The task
Give every entry again, word for word.

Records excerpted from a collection
━━━━
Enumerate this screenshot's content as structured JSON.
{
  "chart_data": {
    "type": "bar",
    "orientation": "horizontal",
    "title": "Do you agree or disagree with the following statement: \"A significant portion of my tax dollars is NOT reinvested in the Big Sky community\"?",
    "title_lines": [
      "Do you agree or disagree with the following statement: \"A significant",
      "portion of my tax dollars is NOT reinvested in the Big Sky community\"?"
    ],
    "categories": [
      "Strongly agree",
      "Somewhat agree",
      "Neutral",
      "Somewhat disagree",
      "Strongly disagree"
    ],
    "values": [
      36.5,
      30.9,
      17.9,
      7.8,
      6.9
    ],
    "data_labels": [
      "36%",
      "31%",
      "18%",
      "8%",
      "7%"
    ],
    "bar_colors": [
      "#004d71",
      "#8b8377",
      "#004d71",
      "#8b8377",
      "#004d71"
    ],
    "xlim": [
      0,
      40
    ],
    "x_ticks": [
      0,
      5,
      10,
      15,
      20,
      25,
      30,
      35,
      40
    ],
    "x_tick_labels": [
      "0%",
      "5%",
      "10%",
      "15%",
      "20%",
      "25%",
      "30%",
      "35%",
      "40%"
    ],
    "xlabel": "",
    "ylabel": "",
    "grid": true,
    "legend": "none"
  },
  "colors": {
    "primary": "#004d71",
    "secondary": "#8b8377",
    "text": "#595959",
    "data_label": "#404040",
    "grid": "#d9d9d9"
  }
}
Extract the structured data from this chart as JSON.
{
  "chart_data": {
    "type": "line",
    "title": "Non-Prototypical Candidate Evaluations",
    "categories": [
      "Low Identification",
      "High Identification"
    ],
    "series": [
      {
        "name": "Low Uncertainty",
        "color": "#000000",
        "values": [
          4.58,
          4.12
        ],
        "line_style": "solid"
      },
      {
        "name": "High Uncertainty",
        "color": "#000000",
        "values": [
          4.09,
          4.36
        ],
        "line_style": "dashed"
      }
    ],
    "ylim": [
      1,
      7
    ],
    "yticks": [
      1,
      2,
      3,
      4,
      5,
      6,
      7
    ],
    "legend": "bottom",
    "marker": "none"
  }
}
━━━━
Result for this exercise
Enumerate this screenshot's content as structured JSON.
{
  "chart_data": {
    "type": "bar",
    "orientation": "horizontal",
    "title": "Do you agree or disagree with the following statement: \"A significant portion of my tax dollars is NOT reinvested in the Big Sky community\"?",
    "title_lines": [
      "Do you agree or disagree with the following statement: \"A significant",
      "portion of my tax dollars is NOT reinvested in the Big Sky community\"?"
    ],
    "categories": [
      "Strongly agree",
      "Somewhat agree",
      "Neutral",
      "Somewhat disagree",
      "Strongly disagree"
    ],
    "values": [
      36.5,
      30.9,
      17.9,
      7.8,
      6.9
    ],
    "data_labels": [
      "36%",
      "31%",
      "18%",
      "8%",
      "7%"
    ],
    "bar_colors": [
      "#004d71",
      "#8b8377",
      "#004d71",
      "#8b8377",
      "#004d71"
    ],
    "xlim": [
      0,
      40
    ],
    "x_ticks": [
      0,
      5,
      10,
      15,
      20,
      25,
      30,
      35,
      40
    ],
    "x_tick_labels": [
      "0%",
      "5%",
      "10%",
      "15%",
      "20%",
      "25%",
      "30%",
      "35%",
      "40%"
    ],
    "xlabel": "",
    "ylabel": "",
    "grid": true,
    "legend": "none"
  },
  "colors": {
    "primary": "#004d71",
    "secondary": "#8b8377",
    "text": "#595959",
    "data_label": "#404040",
    "grid": "#d9d9d9"
  }
}
Extract the structured data from this chart as JSON.
{
  "chart_data": {
    "type": "line",
    "title": "Non-Prototypical Candidate Evaluations",
    "categories": [
      "Low Identification",
      "High Identification"
    ],
    "series": [
      {
        "name": "Low Uncertainty",
        "color": "#000000",
        "values": [
          4.58,
          4.12
        ],
        "line_style": "solid"
      },
      {
        "name": "High Uncertainty",
        "color": "#000000",
        "values": [
          4.09,
          4.36
        ],
        "line_style": "dashed"
      }
    ],
    "ylim": [
      1,
      7
    ],
    "yticks": [
      1,
      2,
      3,
      4,
      5,
      6,
      7
    ],
    "legend": "bottom",
    "marker": "none"
  }
}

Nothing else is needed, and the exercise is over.